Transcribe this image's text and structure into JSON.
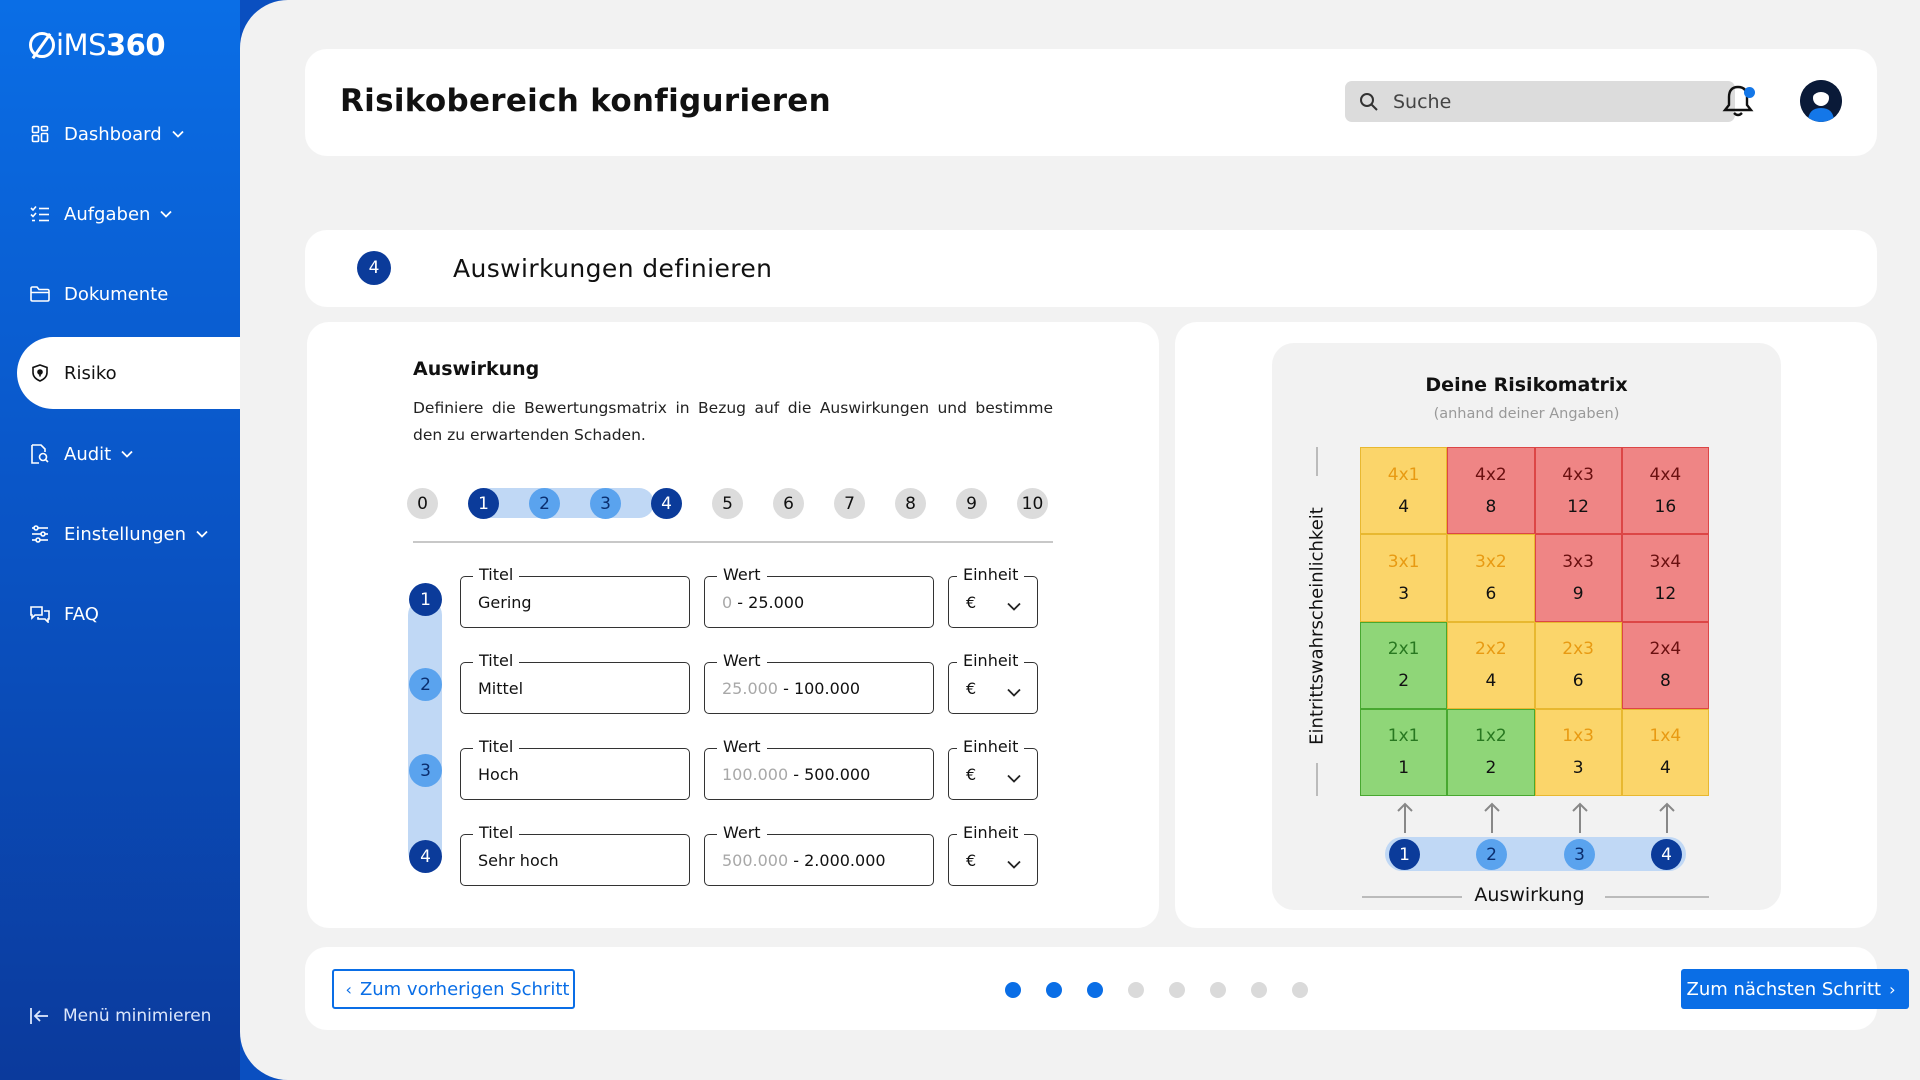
{
  "brand": {
    "name": "iMS",
    "name_strong": "360"
  },
  "sidebar": {
    "items": [
      {
        "label": "Dashboard",
        "icon": "dashboard-icon",
        "chevron": true
      },
      {
        "label": "Aufgaben",
        "icon": "tasks-icon",
        "chevron": true
      },
      {
        "label": "Dokumente",
        "icon": "folder-icon",
        "chevron": false
      },
      {
        "label": "Risiko",
        "icon": "shield-icon",
        "chevron": false,
        "active": true
      },
      {
        "label": "Audit",
        "icon": "audit-icon",
        "chevron": true
      },
      {
        "label": "Einstellungen",
        "icon": "sliders-icon",
        "chevron": true
      },
      {
        "label": "FAQ",
        "icon": "faq-icon",
        "chevron": false
      }
    ],
    "collapse_label": "Menü minimieren"
  },
  "header": {
    "title": "Risikobereich konfigurieren",
    "search_placeholder": "Suche",
    "has_notification": true
  },
  "step": {
    "number": "4",
    "title": "Auswirkungen definieren"
  },
  "impact": {
    "title": "Auswirkung",
    "description": "Definiere die  Bewertungsmatrix in Bezug auf die Auswirkungen und bestimme den zu erwartenden Schaden.",
    "scale": [
      "0",
      "1",
      "2",
      "3",
      "4",
      "5",
      "6",
      "7",
      "8",
      "9",
      "10"
    ],
    "selected_levels": 4,
    "labels": {
      "title": "Titel",
      "value": "Wert",
      "unit": "Einheit"
    },
    "rows": [
      {
        "number": "1",
        "title": "Gering",
        "value_from": "0",
        "value_sep": " - ",
        "value_to": "25.000",
        "unit": "€"
      },
      {
        "number": "2",
        "title": "Mittel",
        "value_from": "25.000",
        "value_sep": " - ",
        "value_to": "100.000",
        "unit": "€"
      },
      {
        "number": "3",
        "title": "Hoch",
        "value_from": "100.000",
        "value_sep": " - ",
        "value_to": "500.000",
        "unit": "€"
      },
      {
        "number": "4",
        "title": "Sehr hoch",
        "value_from": "500.000",
        "value_sep": " - ",
        "value_to": "2.000.000",
        "unit": "€"
      }
    ]
  },
  "matrix": {
    "title": "Deine Risikomatrix",
    "subtitle": "(anhand deiner Angaben)",
    "y_label": "Eintrittswahrscheinlichkeit",
    "x_label": "Auswirkung",
    "x_levels": [
      "1",
      "2",
      "3",
      "4"
    ],
    "colors": {
      "green": "#8fd678",
      "yellow": "#fbd56a",
      "red": "#ef8585"
    },
    "cells": [
      [
        {
          "label": "4x1",
          "value": "4",
          "color": "yellow"
        },
        {
          "label": "4x2",
          "value": "8",
          "color": "red"
        },
        {
          "label": "4x3",
          "value": "12",
          "color": "red"
        },
        {
          "label": "4x4",
          "value": "16",
          "color": "red"
        }
      ],
      [
        {
          "label": "3x1",
          "value": "3",
          "color": "yellow"
        },
        {
          "label": "3x2",
          "value": "6",
          "color": "yellow"
        },
        {
          "label": "3x3",
          "value": "9",
          "color": "red"
        },
        {
          "label": "3x4",
          "value": "12",
          "color": "red"
        }
      ],
      [
        {
          "label": "2x1",
          "value": "2",
          "color": "green"
        },
        {
          "label": "2x2",
          "value": "4",
          "color": "yellow"
        },
        {
          "label": "2x3",
          "value": "6",
          "color": "yellow"
        },
        {
          "label": "2x4",
          "value": "8",
          "color": "red"
        }
      ],
      [
        {
          "label": "1x1",
          "value": "1",
          "color": "green"
        },
        {
          "label": "1x2",
          "value": "2",
          "color": "green"
        },
        {
          "label": "1x3",
          "value": "3",
          "color": "yellow"
        },
        {
          "label": "1x4",
          "value": "4",
          "color": "yellow"
        }
      ]
    ]
  },
  "footer": {
    "prev_label": "Zum vorherigen Schritt",
    "next_label": "Zum nächsten Schritt",
    "total_steps": 8,
    "completed_steps": 3
  },
  "accent_color": "#0a6ee6"
}
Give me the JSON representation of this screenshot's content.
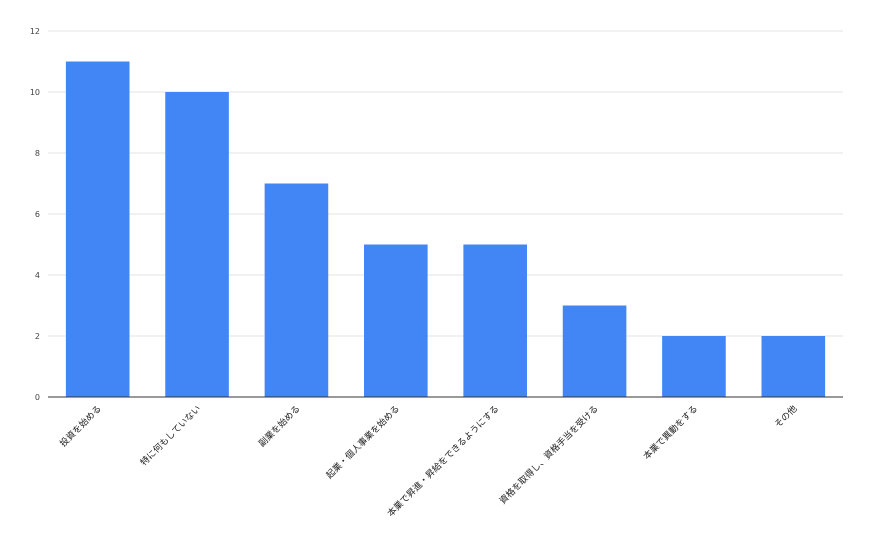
{
  "chart_data": {
    "type": "bar",
    "categories": [
      "投資を始める",
      "特に何もしていない",
      "副業を始める",
      "起業・個人事業を始める",
      "本業で昇進・昇給をできるようにする",
      "資格を取得し、資格手当を受ける",
      "本業で異動をする",
      "その他"
    ],
    "values": [
      11,
      10,
      7,
      5,
      5,
      3,
      2,
      2
    ],
    "title": "",
    "xlabel": "",
    "ylabel": "",
    "ylim": [
      0,
      12
    ],
    "yticks": [
      0,
      2,
      4,
      6,
      8,
      10,
      12
    ],
    "grid": true,
    "legend": "none",
    "bar_color": "#4285f4"
  }
}
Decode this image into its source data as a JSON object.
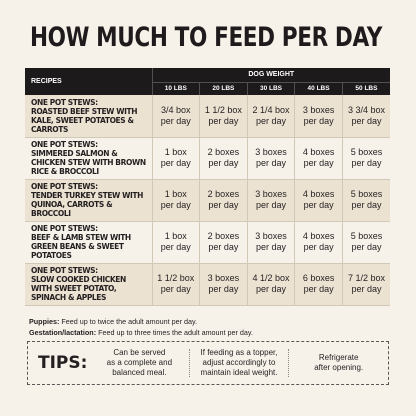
{
  "title": "HOW MUCH TO FEED PER DAY",
  "table": {
    "recipes_header": "RECIPES",
    "dog_weight_header": "DOG WEIGHT",
    "weights": [
      "10 LBS",
      "20 LBS",
      "30 LBS",
      "40 LBS",
      "50 LBS"
    ],
    "rows": [
      {
        "prefix": "ONE POT STEWS:",
        "name": "ROASTED BEEF STEW WITH KALE, SWEET POTATOES & CARROTS",
        "amounts": [
          [
            "3/4 box",
            "per day"
          ],
          [
            "1 1/2 box",
            "per day"
          ],
          [
            "2 1/4 box",
            "per day"
          ],
          [
            "3 boxes",
            "per day"
          ],
          [
            "3 3/4 box",
            "per day"
          ]
        ]
      },
      {
        "prefix": "ONE POT STEWS:",
        "name": "SIMMERED SALMON & CHICKEN STEW WITH BROWN RICE & BROCCOLI",
        "amounts": [
          [
            "1 box",
            "per day"
          ],
          [
            "2 boxes",
            "per day"
          ],
          [
            "3 boxes",
            "per day"
          ],
          [
            "4 boxes",
            "per day"
          ],
          [
            "5 boxes",
            "per day"
          ]
        ]
      },
      {
        "prefix": "ONE POT STEWS:",
        "name": "TENDER TURKEY STEW WITH QUINOA, CARROTS & BROCCOLI",
        "amounts": [
          [
            "1 box",
            "per day"
          ],
          [
            "2 boxes",
            "per day"
          ],
          [
            "3 boxes",
            "per day"
          ],
          [
            "4 boxes",
            "per day"
          ],
          [
            "5 boxes",
            "per day"
          ]
        ]
      },
      {
        "prefix": "ONE POT STEWS:",
        "name": "BEEF & LAMB STEW WITH GREEN BEANS & SWEET POTATOES",
        "amounts": [
          [
            "1 box",
            "per day"
          ],
          [
            "2 boxes",
            "per day"
          ],
          [
            "3 boxes",
            "per day"
          ],
          [
            "4 boxes",
            "per day"
          ],
          [
            "5 boxes",
            "per day"
          ]
        ]
      },
      {
        "prefix": "ONE POT STEWS:",
        "name": "SLOW COOKED CHICKEN WITH SWEET POTATO, SPINACH & APPLES",
        "amounts": [
          [
            "1 1/2 box",
            "per day"
          ],
          [
            "3 boxes",
            "per day"
          ],
          [
            "4 1/2 box",
            "per day"
          ],
          [
            "6 boxes",
            "per day"
          ],
          [
            "7 1/2 box",
            "per day"
          ]
        ]
      }
    ]
  },
  "notes": {
    "puppies_label": "Puppies:",
    "puppies_text": "Feed up to twice the adult amount per day.",
    "gestation_label": "Gestation/lactation:",
    "gestation_text": "Feed up to three times the adult amount per day."
  },
  "tips": {
    "label": "TIPS:",
    "items": [
      [
        "Can be served",
        "as a complete and",
        "balanced meal."
      ],
      [
        "If feeding as a topper,",
        "adjust accordingly to",
        "maintain ideal weight."
      ],
      [
        "Refrigerate",
        "after opening."
      ]
    ]
  }
}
--------------------------------------------------
DIRECTIONS FOR THIS TASK: Copy and report every line where the word "SWEET" is present.

RESULT:
        "name": "ROASTED BEEF STEW WITH KALE, SWEET POTATOES & CARROTS",
        "name": "BEEF & LAMB STEW WITH GREEN BEANS & SWEET POTATOES",
        "name": "SLOW COOKED CHICKEN WITH SWEET POTATO, SPINACH & APPLES",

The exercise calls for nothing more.